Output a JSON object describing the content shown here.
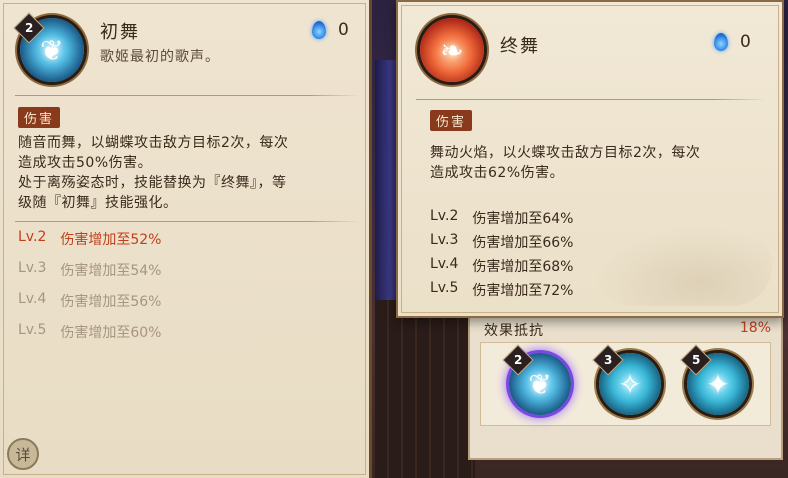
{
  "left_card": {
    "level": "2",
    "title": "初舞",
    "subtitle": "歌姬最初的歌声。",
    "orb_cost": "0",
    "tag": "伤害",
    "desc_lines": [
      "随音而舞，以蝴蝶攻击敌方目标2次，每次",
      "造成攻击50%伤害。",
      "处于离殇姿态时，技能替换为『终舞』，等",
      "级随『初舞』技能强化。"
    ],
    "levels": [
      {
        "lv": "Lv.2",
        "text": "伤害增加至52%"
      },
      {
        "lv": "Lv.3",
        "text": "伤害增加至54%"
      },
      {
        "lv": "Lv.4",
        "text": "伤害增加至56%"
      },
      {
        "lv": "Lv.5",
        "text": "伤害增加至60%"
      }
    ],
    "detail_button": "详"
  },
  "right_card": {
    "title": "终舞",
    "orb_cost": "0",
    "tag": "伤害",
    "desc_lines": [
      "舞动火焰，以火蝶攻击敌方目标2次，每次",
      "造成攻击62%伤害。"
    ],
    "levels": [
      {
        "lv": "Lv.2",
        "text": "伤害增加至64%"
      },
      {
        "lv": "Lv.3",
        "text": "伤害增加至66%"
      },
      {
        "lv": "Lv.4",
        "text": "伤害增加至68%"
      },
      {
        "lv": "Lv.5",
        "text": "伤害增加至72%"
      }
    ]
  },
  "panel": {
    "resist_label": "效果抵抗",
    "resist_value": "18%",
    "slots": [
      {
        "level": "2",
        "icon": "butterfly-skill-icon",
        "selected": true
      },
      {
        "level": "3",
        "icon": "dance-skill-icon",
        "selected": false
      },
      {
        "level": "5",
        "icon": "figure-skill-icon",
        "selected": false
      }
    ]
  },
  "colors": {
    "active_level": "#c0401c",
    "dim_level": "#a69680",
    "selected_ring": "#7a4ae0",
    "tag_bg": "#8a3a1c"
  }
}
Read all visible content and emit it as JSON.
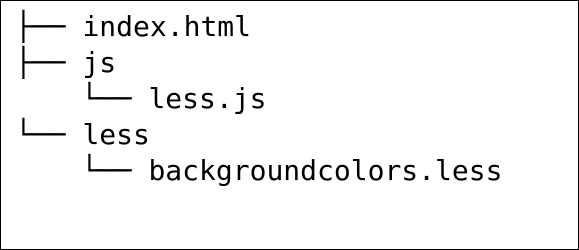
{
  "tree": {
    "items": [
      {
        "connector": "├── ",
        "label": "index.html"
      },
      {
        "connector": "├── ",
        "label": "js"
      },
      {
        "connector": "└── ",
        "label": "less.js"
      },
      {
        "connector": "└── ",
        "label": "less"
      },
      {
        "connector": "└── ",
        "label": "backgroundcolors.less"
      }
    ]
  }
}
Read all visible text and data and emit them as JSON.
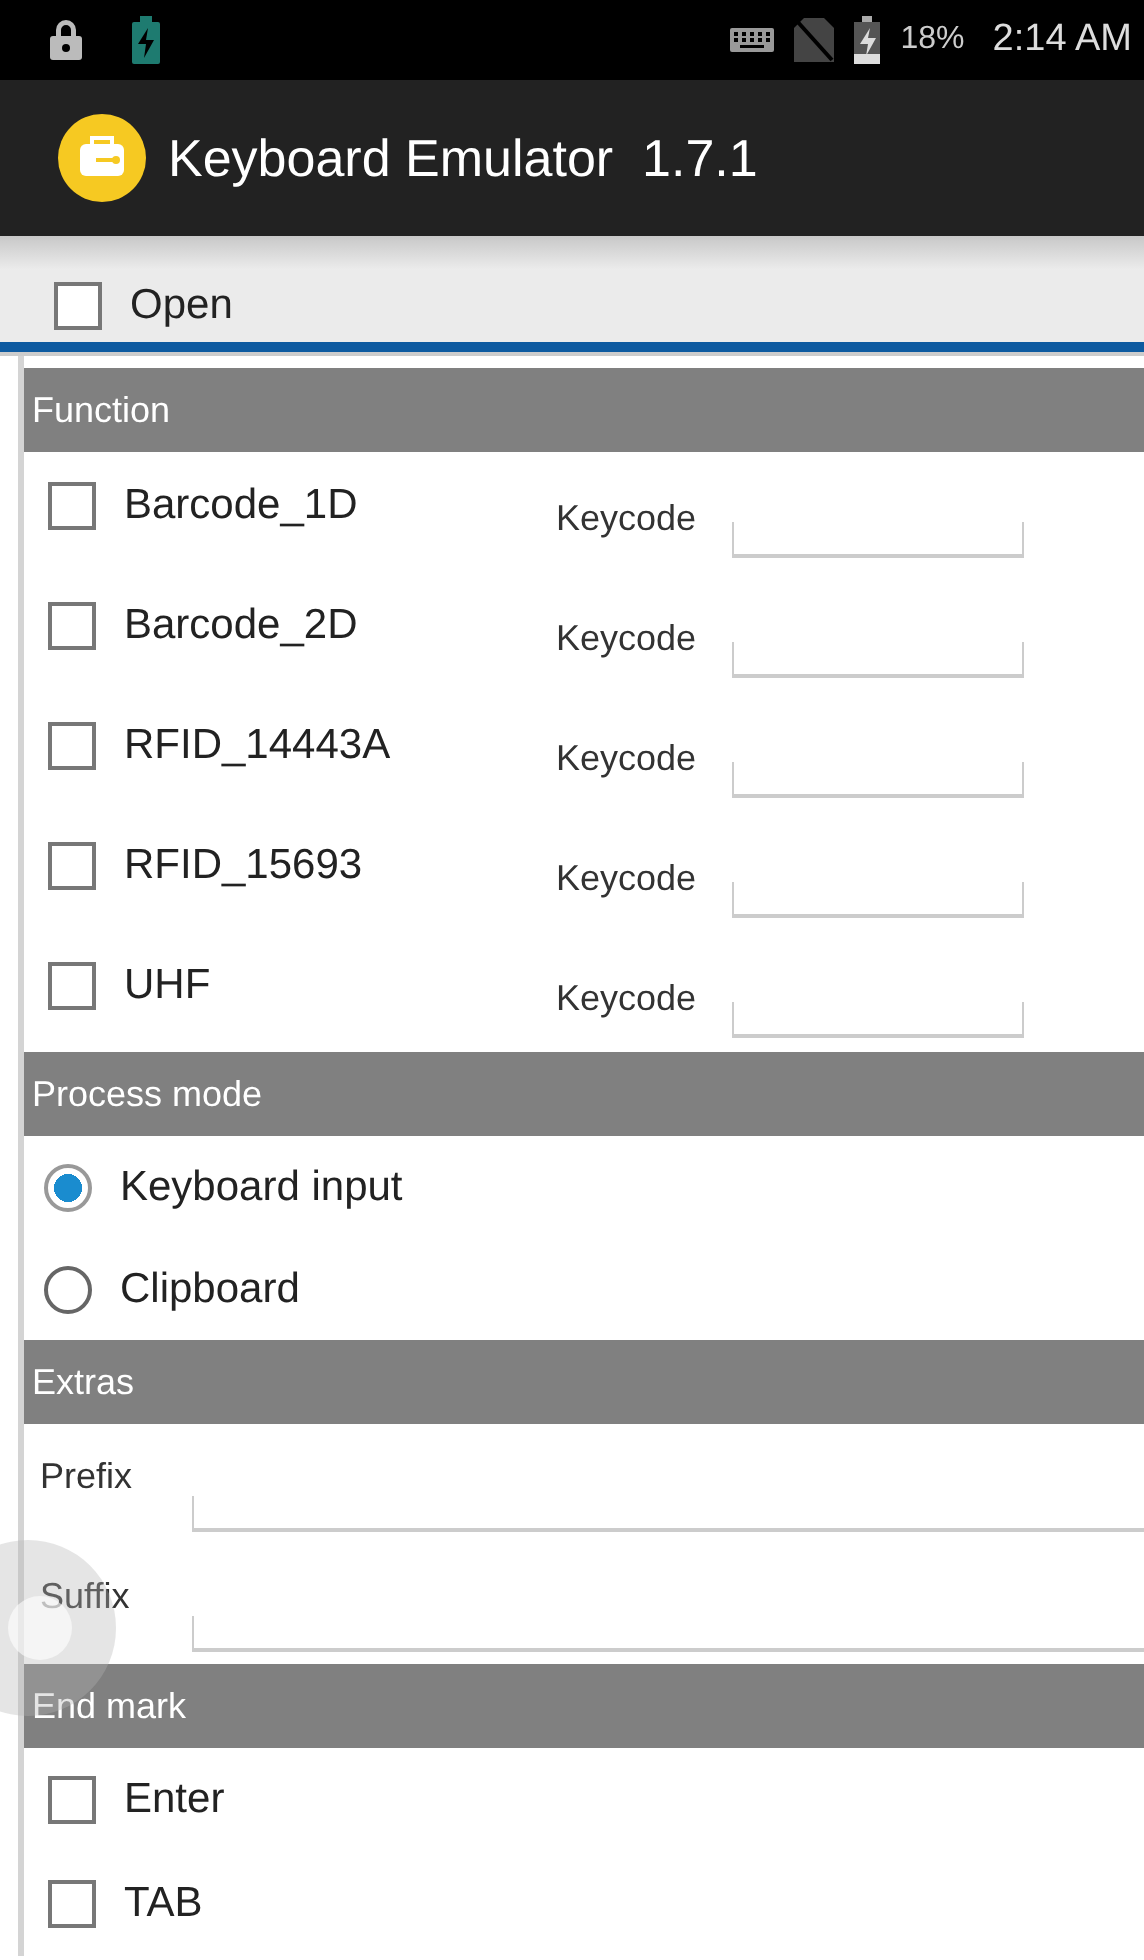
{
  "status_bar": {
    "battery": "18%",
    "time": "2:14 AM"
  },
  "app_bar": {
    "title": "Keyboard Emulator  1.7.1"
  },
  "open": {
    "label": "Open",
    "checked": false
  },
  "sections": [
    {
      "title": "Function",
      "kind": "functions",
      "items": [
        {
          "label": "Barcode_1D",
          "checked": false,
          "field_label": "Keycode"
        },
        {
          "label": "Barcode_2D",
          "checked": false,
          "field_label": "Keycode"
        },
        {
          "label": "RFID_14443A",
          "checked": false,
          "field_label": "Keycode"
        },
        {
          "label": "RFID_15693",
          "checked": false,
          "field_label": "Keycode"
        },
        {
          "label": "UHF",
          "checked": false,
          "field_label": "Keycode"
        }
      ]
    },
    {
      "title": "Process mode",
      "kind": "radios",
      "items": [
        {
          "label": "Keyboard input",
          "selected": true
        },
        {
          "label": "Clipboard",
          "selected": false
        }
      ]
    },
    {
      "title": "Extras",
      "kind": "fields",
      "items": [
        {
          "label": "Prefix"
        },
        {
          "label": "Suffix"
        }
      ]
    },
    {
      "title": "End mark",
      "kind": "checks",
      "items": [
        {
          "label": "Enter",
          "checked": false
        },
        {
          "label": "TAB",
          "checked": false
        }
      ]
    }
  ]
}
☆ ☆ ☆
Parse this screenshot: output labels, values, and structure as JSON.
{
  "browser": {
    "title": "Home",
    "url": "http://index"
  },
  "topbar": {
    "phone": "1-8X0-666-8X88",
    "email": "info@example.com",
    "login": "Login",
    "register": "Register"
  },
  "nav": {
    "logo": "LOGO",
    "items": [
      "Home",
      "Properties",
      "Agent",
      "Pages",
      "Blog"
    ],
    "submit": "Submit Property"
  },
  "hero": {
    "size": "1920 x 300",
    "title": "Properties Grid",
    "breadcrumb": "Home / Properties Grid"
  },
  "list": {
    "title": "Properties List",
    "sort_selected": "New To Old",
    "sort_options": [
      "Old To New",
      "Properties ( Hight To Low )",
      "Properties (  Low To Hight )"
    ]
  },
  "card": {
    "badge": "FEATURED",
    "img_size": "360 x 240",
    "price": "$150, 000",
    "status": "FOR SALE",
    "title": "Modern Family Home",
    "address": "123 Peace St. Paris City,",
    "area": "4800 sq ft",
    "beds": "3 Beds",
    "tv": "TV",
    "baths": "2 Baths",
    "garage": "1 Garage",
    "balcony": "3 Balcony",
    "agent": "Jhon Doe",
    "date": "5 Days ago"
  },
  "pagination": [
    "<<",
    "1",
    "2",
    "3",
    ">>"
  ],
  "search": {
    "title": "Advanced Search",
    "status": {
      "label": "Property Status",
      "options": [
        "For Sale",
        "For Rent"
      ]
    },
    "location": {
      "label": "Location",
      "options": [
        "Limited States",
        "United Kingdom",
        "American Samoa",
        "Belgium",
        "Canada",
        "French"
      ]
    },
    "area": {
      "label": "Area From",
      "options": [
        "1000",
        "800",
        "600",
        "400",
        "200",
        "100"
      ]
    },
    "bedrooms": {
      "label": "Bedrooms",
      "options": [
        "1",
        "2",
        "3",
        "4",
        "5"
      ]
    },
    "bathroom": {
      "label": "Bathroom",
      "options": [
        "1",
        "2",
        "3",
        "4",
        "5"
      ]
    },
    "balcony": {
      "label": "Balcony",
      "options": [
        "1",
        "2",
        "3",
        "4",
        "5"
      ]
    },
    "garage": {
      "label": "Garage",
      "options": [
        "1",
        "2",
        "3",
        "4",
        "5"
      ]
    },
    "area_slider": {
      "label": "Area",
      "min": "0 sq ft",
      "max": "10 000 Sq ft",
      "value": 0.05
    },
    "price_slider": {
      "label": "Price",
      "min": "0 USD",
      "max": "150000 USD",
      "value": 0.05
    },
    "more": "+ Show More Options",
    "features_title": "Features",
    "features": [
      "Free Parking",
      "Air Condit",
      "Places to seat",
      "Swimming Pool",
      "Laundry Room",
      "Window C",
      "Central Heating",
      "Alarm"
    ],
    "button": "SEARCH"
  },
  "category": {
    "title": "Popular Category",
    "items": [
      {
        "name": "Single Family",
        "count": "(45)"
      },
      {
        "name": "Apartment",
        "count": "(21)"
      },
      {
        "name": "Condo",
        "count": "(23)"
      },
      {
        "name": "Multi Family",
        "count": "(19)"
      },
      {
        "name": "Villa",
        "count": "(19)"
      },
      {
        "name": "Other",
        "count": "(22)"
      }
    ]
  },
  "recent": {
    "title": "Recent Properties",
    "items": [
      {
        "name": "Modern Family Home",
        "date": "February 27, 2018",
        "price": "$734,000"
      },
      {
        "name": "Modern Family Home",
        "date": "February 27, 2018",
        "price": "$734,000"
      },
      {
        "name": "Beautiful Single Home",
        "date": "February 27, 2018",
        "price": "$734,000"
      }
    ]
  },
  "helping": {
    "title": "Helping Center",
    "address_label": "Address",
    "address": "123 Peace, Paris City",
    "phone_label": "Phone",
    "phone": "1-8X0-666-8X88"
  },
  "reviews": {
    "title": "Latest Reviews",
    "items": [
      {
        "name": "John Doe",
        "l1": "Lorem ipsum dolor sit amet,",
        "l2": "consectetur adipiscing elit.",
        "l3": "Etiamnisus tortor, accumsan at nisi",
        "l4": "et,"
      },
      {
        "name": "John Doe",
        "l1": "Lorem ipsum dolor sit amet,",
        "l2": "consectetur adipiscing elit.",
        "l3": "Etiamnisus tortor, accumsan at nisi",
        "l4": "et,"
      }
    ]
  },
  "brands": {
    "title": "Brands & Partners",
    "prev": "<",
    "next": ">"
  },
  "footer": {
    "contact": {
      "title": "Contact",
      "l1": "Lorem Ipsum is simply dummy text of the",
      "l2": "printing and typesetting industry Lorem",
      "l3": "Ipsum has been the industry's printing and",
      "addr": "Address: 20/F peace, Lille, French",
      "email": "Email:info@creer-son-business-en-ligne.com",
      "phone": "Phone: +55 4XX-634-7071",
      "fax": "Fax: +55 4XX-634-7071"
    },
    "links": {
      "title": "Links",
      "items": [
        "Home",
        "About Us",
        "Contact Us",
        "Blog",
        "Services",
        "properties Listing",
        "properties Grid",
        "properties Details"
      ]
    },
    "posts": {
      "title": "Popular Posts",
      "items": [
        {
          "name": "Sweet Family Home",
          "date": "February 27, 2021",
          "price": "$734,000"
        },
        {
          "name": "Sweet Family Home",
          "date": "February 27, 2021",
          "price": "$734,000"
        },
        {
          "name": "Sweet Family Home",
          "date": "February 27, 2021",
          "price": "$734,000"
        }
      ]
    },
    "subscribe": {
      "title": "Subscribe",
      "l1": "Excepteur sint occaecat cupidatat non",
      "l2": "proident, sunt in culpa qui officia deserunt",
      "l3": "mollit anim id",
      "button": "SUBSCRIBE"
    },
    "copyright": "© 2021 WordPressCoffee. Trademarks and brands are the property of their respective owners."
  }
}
☆ ☆ ☆
How many of these lines contain "visible"? Write only the number.

2